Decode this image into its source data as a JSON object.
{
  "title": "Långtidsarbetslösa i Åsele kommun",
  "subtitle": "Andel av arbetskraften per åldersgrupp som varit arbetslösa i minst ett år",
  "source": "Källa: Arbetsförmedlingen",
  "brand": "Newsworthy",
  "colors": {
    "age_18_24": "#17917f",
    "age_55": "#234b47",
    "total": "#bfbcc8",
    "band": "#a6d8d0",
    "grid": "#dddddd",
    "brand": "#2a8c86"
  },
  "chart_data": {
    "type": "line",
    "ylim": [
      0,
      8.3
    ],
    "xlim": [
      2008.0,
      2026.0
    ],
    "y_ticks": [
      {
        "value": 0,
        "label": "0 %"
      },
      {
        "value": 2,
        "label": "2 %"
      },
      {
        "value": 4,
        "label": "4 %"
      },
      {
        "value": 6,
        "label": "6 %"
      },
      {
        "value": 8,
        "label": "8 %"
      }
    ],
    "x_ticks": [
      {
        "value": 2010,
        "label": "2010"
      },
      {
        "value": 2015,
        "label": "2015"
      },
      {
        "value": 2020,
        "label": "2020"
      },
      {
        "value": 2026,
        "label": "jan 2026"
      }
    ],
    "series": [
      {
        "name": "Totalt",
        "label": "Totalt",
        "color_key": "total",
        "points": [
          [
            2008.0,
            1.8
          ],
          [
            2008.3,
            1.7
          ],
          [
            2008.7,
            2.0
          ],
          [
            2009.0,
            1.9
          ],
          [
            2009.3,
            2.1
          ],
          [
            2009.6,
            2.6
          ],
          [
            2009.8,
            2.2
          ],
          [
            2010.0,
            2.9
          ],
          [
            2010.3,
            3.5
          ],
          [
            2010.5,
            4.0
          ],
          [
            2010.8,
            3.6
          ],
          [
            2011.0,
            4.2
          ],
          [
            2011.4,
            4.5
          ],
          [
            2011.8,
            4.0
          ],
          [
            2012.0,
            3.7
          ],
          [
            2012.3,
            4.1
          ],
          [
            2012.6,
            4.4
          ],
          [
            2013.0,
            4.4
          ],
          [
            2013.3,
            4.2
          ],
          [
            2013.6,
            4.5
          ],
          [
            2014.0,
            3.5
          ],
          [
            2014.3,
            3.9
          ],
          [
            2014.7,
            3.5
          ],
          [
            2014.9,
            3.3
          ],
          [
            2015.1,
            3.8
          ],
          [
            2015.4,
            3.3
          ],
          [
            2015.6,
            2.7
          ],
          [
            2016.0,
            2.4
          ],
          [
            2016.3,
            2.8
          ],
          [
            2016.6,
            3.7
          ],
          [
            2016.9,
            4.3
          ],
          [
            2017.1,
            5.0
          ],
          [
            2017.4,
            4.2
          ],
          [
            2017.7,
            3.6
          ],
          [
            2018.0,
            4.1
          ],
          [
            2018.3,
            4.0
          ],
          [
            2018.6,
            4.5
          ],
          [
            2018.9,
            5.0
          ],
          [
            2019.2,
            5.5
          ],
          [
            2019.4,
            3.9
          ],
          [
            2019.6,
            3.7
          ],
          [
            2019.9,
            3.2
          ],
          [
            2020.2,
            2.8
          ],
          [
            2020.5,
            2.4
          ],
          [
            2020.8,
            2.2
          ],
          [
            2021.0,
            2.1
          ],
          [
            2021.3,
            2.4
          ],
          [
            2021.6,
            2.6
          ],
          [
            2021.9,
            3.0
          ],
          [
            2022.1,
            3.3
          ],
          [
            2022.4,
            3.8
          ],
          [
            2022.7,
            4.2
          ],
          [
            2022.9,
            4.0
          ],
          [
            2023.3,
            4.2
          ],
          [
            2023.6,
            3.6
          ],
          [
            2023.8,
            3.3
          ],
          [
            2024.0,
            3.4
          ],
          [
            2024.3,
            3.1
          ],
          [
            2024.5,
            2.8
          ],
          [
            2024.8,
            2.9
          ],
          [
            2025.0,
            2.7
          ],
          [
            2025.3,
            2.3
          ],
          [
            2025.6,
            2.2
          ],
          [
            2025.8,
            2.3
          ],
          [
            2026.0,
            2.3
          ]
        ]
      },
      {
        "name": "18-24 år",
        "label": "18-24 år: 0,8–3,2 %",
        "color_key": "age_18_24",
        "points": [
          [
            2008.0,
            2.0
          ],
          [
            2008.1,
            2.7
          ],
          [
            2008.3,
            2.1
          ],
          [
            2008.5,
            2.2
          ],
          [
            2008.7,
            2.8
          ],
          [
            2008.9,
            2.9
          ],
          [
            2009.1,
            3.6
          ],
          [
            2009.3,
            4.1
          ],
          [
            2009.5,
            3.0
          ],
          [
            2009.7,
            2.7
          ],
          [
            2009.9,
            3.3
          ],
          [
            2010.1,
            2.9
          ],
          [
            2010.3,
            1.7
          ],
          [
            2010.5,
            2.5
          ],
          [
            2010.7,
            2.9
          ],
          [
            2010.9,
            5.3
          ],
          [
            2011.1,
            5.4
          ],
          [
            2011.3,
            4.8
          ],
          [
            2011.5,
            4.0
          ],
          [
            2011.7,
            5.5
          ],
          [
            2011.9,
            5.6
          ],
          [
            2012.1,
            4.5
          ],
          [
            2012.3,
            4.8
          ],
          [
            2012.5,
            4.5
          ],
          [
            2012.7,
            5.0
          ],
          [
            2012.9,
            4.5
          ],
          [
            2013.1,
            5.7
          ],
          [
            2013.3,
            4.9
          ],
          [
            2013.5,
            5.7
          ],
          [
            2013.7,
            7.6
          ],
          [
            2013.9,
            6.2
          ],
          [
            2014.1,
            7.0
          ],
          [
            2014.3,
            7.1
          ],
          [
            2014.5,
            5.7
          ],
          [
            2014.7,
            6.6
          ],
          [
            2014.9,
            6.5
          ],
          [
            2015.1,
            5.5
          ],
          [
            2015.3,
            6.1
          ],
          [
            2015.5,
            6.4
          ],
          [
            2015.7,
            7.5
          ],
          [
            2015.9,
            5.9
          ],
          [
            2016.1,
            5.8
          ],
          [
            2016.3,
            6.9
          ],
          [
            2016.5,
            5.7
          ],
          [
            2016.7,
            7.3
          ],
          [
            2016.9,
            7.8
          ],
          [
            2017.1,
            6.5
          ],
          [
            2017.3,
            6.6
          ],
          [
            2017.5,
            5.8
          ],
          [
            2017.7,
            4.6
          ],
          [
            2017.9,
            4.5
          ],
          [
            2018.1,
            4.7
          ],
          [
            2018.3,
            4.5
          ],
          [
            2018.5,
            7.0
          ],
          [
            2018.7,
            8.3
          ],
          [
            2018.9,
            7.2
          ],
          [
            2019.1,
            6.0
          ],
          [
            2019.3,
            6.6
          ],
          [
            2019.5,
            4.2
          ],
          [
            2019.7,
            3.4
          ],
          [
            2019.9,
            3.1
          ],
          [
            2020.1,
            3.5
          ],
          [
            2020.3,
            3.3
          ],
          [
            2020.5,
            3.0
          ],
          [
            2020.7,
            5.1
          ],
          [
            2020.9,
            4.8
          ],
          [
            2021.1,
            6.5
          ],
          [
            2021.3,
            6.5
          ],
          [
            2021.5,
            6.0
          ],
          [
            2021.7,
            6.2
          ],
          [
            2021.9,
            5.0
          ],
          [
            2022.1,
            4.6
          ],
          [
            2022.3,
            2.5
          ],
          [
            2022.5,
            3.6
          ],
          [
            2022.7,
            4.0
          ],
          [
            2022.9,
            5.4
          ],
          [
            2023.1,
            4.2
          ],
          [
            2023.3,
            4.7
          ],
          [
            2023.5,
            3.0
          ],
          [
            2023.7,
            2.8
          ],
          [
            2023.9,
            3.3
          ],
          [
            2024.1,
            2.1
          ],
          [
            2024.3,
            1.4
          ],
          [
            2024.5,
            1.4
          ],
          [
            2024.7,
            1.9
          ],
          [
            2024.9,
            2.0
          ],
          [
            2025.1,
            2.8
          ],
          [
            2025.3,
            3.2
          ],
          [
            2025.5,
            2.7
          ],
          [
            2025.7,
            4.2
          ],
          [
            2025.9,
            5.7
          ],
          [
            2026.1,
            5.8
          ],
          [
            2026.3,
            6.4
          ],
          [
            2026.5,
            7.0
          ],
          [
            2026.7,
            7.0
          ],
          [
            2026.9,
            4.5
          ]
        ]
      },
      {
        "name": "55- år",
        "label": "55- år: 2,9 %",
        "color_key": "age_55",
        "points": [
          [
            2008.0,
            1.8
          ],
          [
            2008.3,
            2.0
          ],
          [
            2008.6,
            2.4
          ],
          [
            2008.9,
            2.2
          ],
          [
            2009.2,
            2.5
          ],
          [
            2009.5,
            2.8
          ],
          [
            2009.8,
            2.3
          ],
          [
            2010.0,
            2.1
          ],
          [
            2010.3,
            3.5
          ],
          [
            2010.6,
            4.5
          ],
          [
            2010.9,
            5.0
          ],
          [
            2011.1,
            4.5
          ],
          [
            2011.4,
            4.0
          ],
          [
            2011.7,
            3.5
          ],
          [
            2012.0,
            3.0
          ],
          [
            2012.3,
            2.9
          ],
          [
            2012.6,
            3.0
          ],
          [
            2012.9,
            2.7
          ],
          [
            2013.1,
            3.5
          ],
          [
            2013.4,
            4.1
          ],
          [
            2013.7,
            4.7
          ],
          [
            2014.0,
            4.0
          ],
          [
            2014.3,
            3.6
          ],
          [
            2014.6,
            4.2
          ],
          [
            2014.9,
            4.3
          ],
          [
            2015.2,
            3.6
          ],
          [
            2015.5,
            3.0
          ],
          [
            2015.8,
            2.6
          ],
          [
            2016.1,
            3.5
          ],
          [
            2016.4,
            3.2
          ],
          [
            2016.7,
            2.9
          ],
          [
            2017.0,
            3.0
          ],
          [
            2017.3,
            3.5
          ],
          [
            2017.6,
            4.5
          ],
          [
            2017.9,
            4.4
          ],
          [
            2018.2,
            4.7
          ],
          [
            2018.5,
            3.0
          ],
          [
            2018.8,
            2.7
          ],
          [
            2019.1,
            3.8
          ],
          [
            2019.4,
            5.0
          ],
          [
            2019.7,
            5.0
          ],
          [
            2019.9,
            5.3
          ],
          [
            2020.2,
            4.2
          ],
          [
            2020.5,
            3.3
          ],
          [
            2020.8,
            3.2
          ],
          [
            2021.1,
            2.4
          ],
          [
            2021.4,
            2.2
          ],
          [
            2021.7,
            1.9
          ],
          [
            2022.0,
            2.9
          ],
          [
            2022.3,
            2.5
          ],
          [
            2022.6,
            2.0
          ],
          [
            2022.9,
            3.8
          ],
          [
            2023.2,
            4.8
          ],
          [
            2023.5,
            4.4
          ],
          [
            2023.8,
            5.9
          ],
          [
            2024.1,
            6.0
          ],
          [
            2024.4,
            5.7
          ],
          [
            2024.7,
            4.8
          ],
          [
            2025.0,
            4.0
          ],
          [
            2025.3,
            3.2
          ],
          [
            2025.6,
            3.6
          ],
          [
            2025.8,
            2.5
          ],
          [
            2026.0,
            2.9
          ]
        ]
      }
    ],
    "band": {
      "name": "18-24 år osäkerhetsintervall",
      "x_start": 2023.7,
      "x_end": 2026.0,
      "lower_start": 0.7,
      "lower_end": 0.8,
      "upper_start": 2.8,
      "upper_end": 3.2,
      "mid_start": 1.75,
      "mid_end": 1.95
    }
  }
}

# # #

### Requirement
Determine how many lines of the listing hold the word "value" and reply with that figure alone.

### Task solution
9